TASK GOAL >>
The data below should be printed in full, exactly, and without any of its images.

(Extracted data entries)
------------------------

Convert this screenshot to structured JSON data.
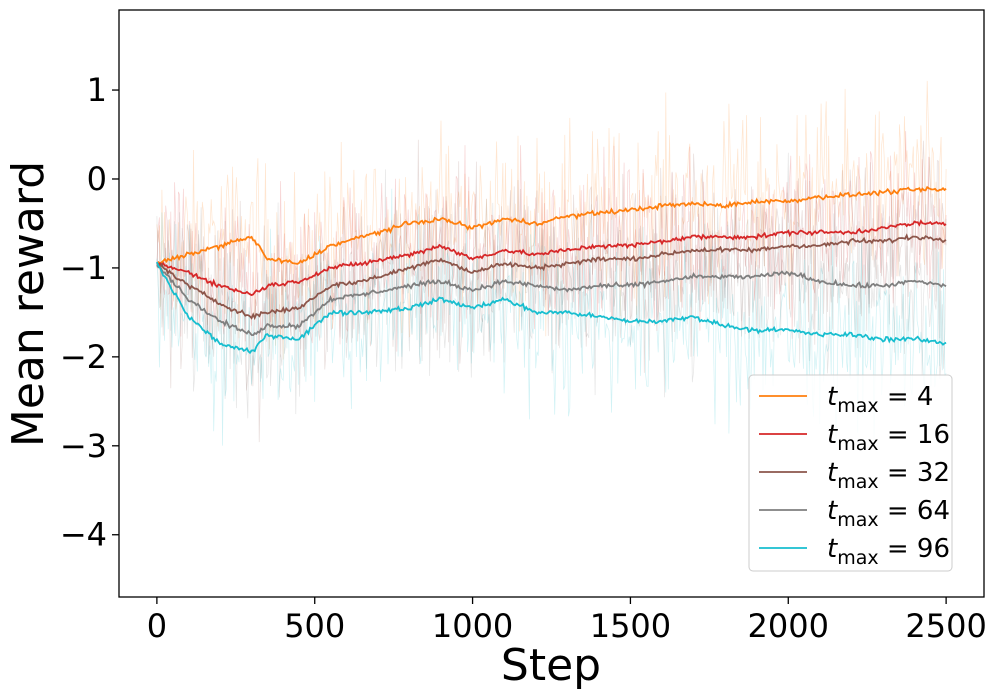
{
  "chart_data": {
    "type": "line",
    "title": "",
    "xlabel": "Step",
    "ylabel": "Mean reward",
    "xlim": [
      -120,
      2620
    ],
    "ylim": [
      -4.7,
      1.9
    ],
    "x_ticks": [
      0,
      500,
      1000,
      1500,
      2000,
      2500
    ],
    "x_tick_labels": [
      "0",
      "500",
      "1000",
      "1500",
      "2000",
      "2500"
    ],
    "y_ticks": [
      -4,
      -3,
      -2,
      -1,
      0,
      1
    ],
    "y_tick_labels": [
      "−4",
      "−3",
      "−2",
      "−1",
      "0",
      "1"
    ],
    "legend_position": "lower-right",
    "legend_var": "t",
    "legend_sub": "max",
    "legend_eq": "=",
    "noise_band_note": "translucent per-step raw reward traces behind each smoothed line",
    "series": [
      {
        "name": "t_max = 4",
        "legend_value": "4",
        "color": "#ff7f0e",
        "x": [
          0,
          100,
          200,
          300,
          350,
          450,
          550,
          650,
          800,
          900,
          1000,
          1100,
          1200,
          1300,
          1400,
          1500,
          1600,
          1700,
          1800,
          1900,
          2000,
          2100,
          2200,
          2300,
          2400,
          2500
        ],
        "y": [
          -0.95,
          -0.85,
          -0.75,
          -0.65,
          -0.9,
          -0.95,
          -0.75,
          -0.65,
          -0.5,
          -0.45,
          -0.55,
          -0.45,
          -0.5,
          -0.42,
          -0.38,
          -0.35,
          -0.3,
          -0.28,
          -0.3,
          -0.25,
          -0.25,
          -0.2,
          -0.18,
          -0.15,
          -0.12,
          -0.12
        ]
      },
      {
        "name": "t_max = 16",
        "legend_value": "16",
        "color": "#d62728",
        "x": [
          0,
          100,
          200,
          300,
          350,
          450,
          550,
          650,
          800,
          900,
          1000,
          1100,
          1200,
          1300,
          1400,
          1500,
          1600,
          1700,
          1800,
          1900,
          2000,
          2100,
          2200,
          2300,
          2400,
          2500
        ],
        "y": [
          -0.95,
          -1.05,
          -1.2,
          -1.3,
          -1.2,
          -1.15,
          -1.0,
          -0.95,
          -0.85,
          -0.75,
          -0.9,
          -0.8,
          -0.85,
          -0.8,
          -0.75,
          -0.75,
          -0.7,
          -0.65,
          -0.65,
          -0.65,
          -0.6,
          -0.6,
          -0.6,
          -0.55,
          -0.5,
          -0.5
        ]
      },
      {
        "name": "t_max = 32",
        "legend_value": "32",
        "color": "#8c564b",
        "x": [
          0,
          100,
          200,
          300,
          350,
          450,
          550,
          650,
          800,
          900,
          1000,
          1100,
          1200,
          1300,
          1400,
          1500,
          1600,
          1700,
          1800,
          1900,
          2000,
          2100,
          2200,
          2300,
          2400,
          2500
        ],
        "y": [
          -0.95,
          -1.2,
          -1.4,
          -1.55,
          -1.5,
          -1.45,
          -1.2,
          -1.15,
          -1.0,
          -0.9,
          -1.05,
          -0.95,
          -1.0,
          -0.95,
          -0.9,
          -0.9,
          -0.85,
          -0.8,
          -0.8,
          -0.8,
          -0.75,
          -0.75,
          -0.7,
          -0.7,
          -0.65,
          -0.68
        ]
      },
      {
        "name": "t_max = 64",
        "legend_value": "64",
        "color": "#7f7f7f",
        "x": [
          0,
          100,
          200,
          300,
          350,
          450,
          550,
          650,
          800,
          900,
          1000,
          1100,
          1200,
          1300,
          1400,
          1500,
          1600,
          1700,
          1800,
          1900,
          2000,
          2100,
          2200,
          2300,
          2400,
          2500
        ],
        "y": [
          -0.95,
          -1.35,
          -1.6,
          -1.75,
          -1.65,
          -1.65,
          -1.35,
          -1.3,
          -1.2,
          -1.15,
          -1.25,
          -1.15,
          -1.2,
          -1.25,
          -1.2,
          -1.2,
          -1.15,
          -1.1,
          -1.1,
          -1.1,
          -1.05,
          -1.15,
          -1.2,
          -1.2,
          -1.15,
          -1.2
        ]
      },
      {
        "name": "t_max = 96",
        "legend_value": "96",
        "color": "#17becf",
        "x": [
          0,
          100,
          200,
          300,
          350,
          450,
          550,
          650,
          800,
          900,
          1000,
          1100,
          1200,
          1300,
          1400,
          1500,
          1600,
          1700,
          1800,
          1900,
          2000,
          2100,
          2200,
          2300,
          2400,
          2500
        ],
        "y": [
          -0.95,
          -1.55,
          -1.85,
          -1.95,
          -1.75,
          -1.8,
          -1.5,
          -1.5,
          -1.45,
          -1.35,
          -1.45,
          -1.35,
          -1.5,
          -1.5,
          -1.55,
          -1.6,
          -1.6,
          -1.55,
          -1.65,
          -1.7,
          -1.7,
          -1.75,
          -1.75,
          -1.8,
          -1.8,
          -1.85
        ]
      }
    ]
  }
}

------------------------

EXERCISE OUTPUT >>
Convert this screenshot to structured JSON data.
{
  "chart_data": {
    "type": "line",
    "title": "",
    "xlabel": "Step",
    "ylabel": "Mean reward",
    "xlim": [
      -120,
      2620
    ],
    "ylim": [
      -4.7,
      1.9
    ],
    "x_ticks": [
      0,
      500,
      1000,
      1500,
      2000,
      2500
    ],
    "x_tick_labels": [
      "0",
      "500",
      "1000",
      "1500",
      "2000",
      "2500"
    ],
    "y_ticks": [
      -4,
      -3,
      -2,
      -1,
      0,
      1
    ],
    "y_tick_labels": [
      "−4",
      "−3",
      "−2",
      "−1",
      "0",
      "1"
    ],
    "legend_position": "lower-right",
    "legend_var": "t",
    "legend_sub": "max",
    "legend_eq": "=",
    "noise_band_note": "translucent per-step raw reward traces behind each smoothed line",
    "series": [
      {
        "name": "t_max = 4",
        "legend_value": "4",
        "color": "#ff7f0e",
        "x": [
          0,
          100,
          200,
          300,
          350,
          450,
          550,
          650,
          800,
          900,
          1000,
          1100,
          1200,
          1300,
          1400,
          1500,
          1600,
          1700,
          1800,
          1900,
          2000,
          2100,
          2200,
          2300,
          2400,
          2500
        ],
        "y": [
          -0.95,
          -0.85,
          -0.75,
          -0.65,
          -0.9,
          -0.95,
          -0.75,
          -0.65,
          -0.5,
          -0.45,
          -0.55,
          -0.45,
          -0.5,
          -0.42,
          -0.38,
          -0.35,
          -0.3,
          -0.28,
          -0.3,
          -0.25,
          -0.25,
          -0.2,
          -0.18,
          -0.15,
          -0.12,
          -0.12
        ]
      },
      {
        "name": "t_max = 16",
        "legend_value": "16",
        "color": "#d62728",
        "x": [
          0,
          100,
          200,
          300,
          350,
          450,
          550,
          650,
          800,
          900,
          1000,
          1100,
          1200,
          1300,
          1400,
          1500,
          1600,
          1700,
          1800,
          1900,
          2000,
          2100,
          2200,
          2300,
          2400,
          2500
        ],
        "y": [
          -0.95,
          -1.05,
          -1.2,
          -1.3,
          -1.2,
          -1.15,
          -1.0,
          -0.95,
          -0.85,
          -0.75,
          -0.9,
          -0.8,
          -0.85,
          -0.8,
          -0.75,
          -0.75,
          -0.7,
          -0.65,
          -0.65,
          -0.65,
          -0.6,
          -0.6,
          -0.6,
          -0.55,
          -0.5,
          -0.5
        ]
      },
      {
        "name": "t_max = 32",
        "legend_value": "32",
        "color": "#8c564b",
        "x": [
          0,
          100,
          200,
          300,
          350,
          450,
          550,
          650,
          800,
          900,
          1000,
          1100,
          1200,
          1300,
          1400,
          1500,
          1600,
          1700,
          1800,
          1900,
          2000,
          2100,
          2200,
          2300,
          2400,
          2500
        ],
        "y": [
          -0.95,
          -1.2,
          -1.4,
          -1.55,
          -1.5,
          -1.45,
          -1.2,
          -1.15,
          -1.0,
          -0.9,
          -1.05,
          -0.95,
          -1.0,
          -0.95,
          -0.9,
          -0.9,
          -0.85,
          -0.8,
          -0.8,
          -0.8,
          -0.75,
          -0.75,
          -0.7,
          -0.7,
          -0.65,
          -0.68
        ]
      },
      {
        "name": "t_max = 64",
        "legend_value": "64",
        "color": "#7f7f7f",
        "x": [
          0,
          100,
          200,
          300,
          350,
          450,
          550,
          650,
          800,
          900,
          1000,
          1100,
          1200,
          1300,
          1400,
          1500,
          1600,
          1700,
          1800,
          1900,
          2000,
          2100,
          2200,
          2300,
          2400,
          2500
        ],
        "y": [
          -0.95,
          -1.35,
          -1.6,
          -1.75,
          -1.65,
          -1.65,
          -1.35,
          -1.3,
          -1.2,
          -1.15,
          -1.25,
          -1.15,
          -1.2,
          -1.25,
          -1.2,
          -1.2,
          -1.15,
          -1.1,
          -1.1,
          -1.1,
          -1.05,
          -1.15,
          -1.2,
          -1.2,
          -1.15,
          -1.2
        ]
      },
      {
        "name": "t_max = 96",
        "legend_value": "96",
        "color": "#17becf",
        "x": [
          0,
          100,
          200,
          300,
          350,
          450,
          550,
          650,
          800,
          900,
          1000,
          1100,
          1200,
          1300,
          1400,
          1500,
          1600,
          1700,
          1800,
          1900,
          2000,
          2100,
          2200,
          2300,
          2400,
          2500
        ],
        "y": [
          -0.95,
          -1.55,
          -1.85,
          -1.95,
          -1.75,
          -1.8,
          -1.5,
          -1.5,
          -1.45,
          -1.35,
          -1.45,
          -1.35,
          -1.5,
          -1.5,
          -1.55,
          -1.6,
          -1.6,
          -1.55,
          -1.65,
          -1.7,
          -1.7,
          -1.75,
          -1.75,
          -1.8,
          -1.8,
          -1.85
        ]
      }
    ]
  }
}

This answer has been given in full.